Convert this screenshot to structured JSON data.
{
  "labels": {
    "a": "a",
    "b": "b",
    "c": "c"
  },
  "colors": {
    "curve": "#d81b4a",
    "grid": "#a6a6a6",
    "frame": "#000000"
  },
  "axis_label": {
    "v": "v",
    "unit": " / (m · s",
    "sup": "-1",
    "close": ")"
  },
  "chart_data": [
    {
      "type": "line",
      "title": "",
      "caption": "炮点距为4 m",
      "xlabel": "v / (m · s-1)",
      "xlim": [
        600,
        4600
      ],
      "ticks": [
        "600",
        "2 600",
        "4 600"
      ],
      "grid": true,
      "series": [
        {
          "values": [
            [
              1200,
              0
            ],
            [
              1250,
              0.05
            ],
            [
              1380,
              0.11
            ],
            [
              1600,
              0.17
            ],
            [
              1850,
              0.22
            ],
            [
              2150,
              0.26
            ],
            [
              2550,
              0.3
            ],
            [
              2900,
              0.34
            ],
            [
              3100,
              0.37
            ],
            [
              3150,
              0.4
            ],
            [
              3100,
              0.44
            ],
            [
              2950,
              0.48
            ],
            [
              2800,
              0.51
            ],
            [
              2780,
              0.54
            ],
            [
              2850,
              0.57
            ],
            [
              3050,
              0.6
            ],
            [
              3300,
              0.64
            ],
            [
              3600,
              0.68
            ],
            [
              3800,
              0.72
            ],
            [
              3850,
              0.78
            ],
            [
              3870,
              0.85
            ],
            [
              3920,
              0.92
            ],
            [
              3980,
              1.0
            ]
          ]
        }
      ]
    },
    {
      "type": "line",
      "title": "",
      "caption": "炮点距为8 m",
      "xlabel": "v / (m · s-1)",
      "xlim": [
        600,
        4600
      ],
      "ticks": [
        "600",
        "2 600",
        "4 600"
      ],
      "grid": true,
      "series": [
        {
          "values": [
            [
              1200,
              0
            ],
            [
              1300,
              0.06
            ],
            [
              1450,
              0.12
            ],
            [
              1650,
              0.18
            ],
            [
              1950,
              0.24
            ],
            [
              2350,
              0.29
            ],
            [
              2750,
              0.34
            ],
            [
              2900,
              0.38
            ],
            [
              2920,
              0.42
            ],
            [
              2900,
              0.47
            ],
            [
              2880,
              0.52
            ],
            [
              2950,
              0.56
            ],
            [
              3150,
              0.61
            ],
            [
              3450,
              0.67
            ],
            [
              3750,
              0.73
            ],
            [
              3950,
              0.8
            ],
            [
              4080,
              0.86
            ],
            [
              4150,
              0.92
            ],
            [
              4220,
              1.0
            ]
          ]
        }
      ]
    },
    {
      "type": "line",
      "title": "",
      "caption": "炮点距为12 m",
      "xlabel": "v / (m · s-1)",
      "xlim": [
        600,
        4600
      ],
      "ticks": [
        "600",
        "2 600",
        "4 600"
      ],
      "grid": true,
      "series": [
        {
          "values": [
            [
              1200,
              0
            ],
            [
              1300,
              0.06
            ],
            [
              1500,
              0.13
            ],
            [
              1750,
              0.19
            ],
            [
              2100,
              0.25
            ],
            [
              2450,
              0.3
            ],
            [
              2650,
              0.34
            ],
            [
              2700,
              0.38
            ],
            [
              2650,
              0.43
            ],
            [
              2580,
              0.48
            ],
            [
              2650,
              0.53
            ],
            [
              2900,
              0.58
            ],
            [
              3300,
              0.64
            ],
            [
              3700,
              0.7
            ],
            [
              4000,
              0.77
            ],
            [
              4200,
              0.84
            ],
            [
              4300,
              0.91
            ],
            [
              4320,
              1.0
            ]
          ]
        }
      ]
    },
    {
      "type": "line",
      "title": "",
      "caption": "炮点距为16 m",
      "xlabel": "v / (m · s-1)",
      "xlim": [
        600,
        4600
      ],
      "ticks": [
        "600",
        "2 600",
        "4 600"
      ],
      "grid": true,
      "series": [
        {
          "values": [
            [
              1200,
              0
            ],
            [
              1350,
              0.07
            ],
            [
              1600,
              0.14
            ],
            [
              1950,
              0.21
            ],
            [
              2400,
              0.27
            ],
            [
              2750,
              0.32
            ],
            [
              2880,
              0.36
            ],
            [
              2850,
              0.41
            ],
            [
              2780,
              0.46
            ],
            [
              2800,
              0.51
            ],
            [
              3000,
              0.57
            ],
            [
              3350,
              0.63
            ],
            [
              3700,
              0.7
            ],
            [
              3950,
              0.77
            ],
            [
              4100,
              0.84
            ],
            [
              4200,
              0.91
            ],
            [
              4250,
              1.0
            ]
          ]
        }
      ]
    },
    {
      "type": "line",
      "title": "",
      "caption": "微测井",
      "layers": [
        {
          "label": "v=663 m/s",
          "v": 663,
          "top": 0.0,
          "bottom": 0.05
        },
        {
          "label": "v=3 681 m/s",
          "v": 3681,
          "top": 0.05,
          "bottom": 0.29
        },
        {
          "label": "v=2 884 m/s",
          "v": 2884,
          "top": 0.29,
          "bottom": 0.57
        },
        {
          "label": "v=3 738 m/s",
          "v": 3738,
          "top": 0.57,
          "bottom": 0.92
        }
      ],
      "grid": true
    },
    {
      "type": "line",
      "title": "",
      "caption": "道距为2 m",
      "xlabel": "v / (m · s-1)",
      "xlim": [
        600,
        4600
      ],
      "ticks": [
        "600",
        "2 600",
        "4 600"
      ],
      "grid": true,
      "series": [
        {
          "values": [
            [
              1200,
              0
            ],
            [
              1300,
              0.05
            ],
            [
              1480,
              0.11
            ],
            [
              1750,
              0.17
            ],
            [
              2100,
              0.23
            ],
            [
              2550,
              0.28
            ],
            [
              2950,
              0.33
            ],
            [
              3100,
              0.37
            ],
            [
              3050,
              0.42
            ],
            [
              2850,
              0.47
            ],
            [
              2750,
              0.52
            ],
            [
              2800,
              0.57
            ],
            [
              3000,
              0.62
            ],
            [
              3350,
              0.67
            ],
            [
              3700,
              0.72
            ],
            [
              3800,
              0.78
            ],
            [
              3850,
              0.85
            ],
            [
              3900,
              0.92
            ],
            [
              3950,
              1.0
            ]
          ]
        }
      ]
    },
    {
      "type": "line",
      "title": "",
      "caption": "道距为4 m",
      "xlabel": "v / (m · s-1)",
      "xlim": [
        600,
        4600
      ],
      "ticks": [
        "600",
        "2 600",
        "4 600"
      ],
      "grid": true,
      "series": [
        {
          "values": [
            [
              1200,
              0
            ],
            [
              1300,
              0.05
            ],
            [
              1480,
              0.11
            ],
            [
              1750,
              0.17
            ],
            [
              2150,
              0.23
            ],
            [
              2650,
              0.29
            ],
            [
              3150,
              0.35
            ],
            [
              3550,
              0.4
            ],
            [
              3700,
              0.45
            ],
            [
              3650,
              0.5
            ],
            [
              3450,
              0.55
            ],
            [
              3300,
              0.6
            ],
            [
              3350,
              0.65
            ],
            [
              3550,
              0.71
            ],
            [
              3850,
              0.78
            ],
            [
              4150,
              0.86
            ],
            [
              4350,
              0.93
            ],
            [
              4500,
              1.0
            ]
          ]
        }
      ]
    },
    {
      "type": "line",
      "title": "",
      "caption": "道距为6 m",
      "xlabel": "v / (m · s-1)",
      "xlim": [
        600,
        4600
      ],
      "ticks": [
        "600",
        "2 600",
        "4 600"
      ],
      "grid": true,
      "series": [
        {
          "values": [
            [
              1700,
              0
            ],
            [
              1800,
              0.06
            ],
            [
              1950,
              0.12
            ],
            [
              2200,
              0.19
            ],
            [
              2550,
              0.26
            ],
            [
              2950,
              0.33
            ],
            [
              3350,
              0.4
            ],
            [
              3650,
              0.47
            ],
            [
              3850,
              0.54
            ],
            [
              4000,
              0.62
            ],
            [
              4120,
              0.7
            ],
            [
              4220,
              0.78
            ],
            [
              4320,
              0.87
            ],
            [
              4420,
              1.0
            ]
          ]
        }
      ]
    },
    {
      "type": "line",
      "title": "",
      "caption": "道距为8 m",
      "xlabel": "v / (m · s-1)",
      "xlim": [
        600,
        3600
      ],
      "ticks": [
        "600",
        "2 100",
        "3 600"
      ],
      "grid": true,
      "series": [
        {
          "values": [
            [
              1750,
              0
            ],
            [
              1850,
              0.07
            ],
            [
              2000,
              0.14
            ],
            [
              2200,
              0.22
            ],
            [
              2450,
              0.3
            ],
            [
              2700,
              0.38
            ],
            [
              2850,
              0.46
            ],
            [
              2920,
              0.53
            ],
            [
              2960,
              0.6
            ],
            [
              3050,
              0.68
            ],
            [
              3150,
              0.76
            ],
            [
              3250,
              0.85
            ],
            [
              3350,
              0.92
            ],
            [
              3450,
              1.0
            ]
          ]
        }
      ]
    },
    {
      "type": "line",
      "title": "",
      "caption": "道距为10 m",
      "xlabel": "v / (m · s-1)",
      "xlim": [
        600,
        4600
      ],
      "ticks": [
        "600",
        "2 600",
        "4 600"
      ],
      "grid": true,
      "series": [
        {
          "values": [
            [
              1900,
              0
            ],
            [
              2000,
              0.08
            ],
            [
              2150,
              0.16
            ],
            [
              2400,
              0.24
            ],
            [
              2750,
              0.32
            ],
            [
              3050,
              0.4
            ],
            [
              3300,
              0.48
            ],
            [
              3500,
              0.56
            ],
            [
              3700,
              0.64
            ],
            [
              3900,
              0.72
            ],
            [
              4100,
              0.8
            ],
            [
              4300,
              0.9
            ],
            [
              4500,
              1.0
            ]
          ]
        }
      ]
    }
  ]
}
********************
Show all lines in the entries above where the string "caption" appears.

      "caption": "炮点距为4 m",
      "caption": "炮点距为8 m",
      "caption": "炮点距为12 m",
      "caption": "炮点距为16 m",
      "caption": "微测井",
      "caption": "道距为2 m",
      "caption": "道距为4 m",
      "caption": "道距为6 m",
      "caption": "道距为8 m",
      "caption": "道距为10 m",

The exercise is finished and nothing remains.